To be done -
From the entries below, report how many lines contain the string "количества". Give only that number.

Data entries -
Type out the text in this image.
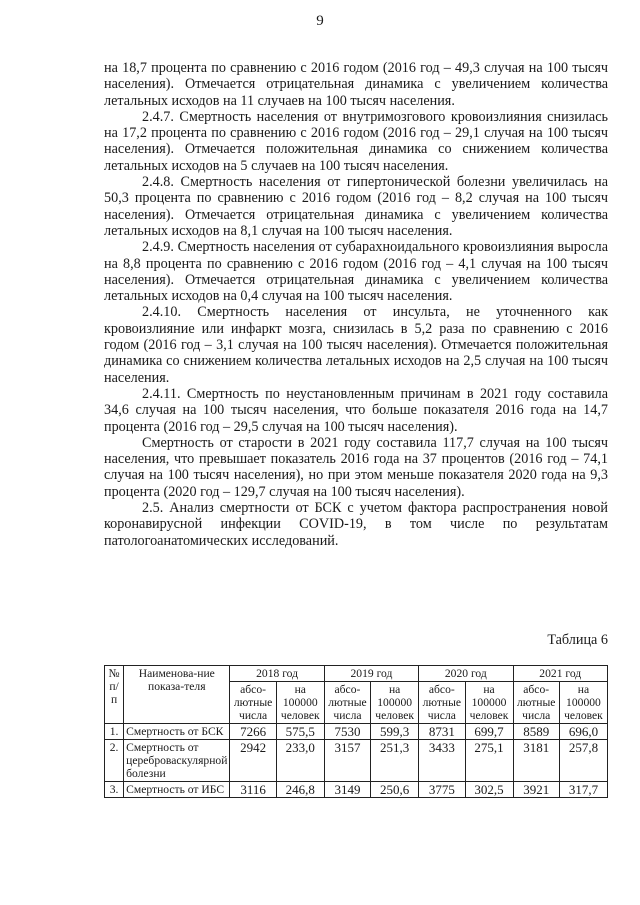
9

на 18,7 процента по сравнению с 2016 годом (2016 год – 49,3 случая на 100 тысяч населения). Отмечается отрицательная динамика с увеличением количества летальных исходов на 11 случаев на 100 тысяч населения.

2.4.7. Смертность населения от внутримозгового кровоизлияния снизилась на 17,2 процента по сравнению с 2016 годом (2016 год – 29,1 случая на 100 тысяч населения). Отмечается положительная динамика со снижением количества летальных исходов на 5 случаев на 100 тысяч населения.

2.4.8. Смертность населения от гипертонической болезни увеличилась на 50,3 процента по сравнению с 2016 годом (2016 год – 8,2 случая на 100 тысяч населения). Отмечается отрицательная динамика с увеличением количества летальных исходов на 8,1 случая на 100 тысяч населения.

2.4.9. Смертность населения от субарахноидального кровоизлияния выросла на 8,8 процента по сравнению с 2016 годом (2016 год – 4,1 случая на 100 тысяч населения). Отмечается отрицательная динамика с увеличением количества летальных исходов на 0,4 случая на 100 тысяч населения.

2.4.10. Смертность населения от инсульта, не уточненного как кровоизлияние или инфаркт мозга, снизилась в 5,2 раза по сравнению с 2016 годом (2016 год – 3,1 случая на 100 тысяч населения). Отмечается положительная динамика со снижением количества летальных исходов на 2,5 случая на 100 тысяч населения.

2.4.11. Смертность по неустановленным причинам в 2021 году составила 34,6 случая на 100 тысяч населения, что больше показателя 2016 года на 14,7 процента (2016 год – 29,5 случая на 100 тысяч населения).

Смертность от старости в 2021 году составила 117,7 случая на 100 тысяч населения, что превышает показатель 2016 года на 37 процентов (2016 год – 74,1 случая на 100 тысяч населения), но при этом меньше показателя 2020 года на 9,3 процента (2020 год – 129,7 случая на 100 тысяч населения).

2.5. Анализ смертности от БСК с учетом фактора распространения новой коронавирусной инфекции COVID-19, в том числе по результатам патологоанатомических исследований.

Таблица 6
№ п/п	Наименова-ние показа-теля	2018 год		2019 год		2020 год		2021 год	
		абсо-лютные числа	на 100000 человек	абсо-лютные числа	на 100000 человек	абсо-лютные числа	на 100000 человек	абсо-лютные числа	на 100000 человек
1.	Смертность от БСК	7266	575,5	7530	599,3	8731	699,7	8589	696,0
2.	Смертность от цереброваскулярной болезни	2942	233,0	3157	251,3	3433	275,1	3181	257,8
3.	Смертность от ИБС	3116	246,8	3149	250,6	3775	302,5	3921	317,7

Full response -
5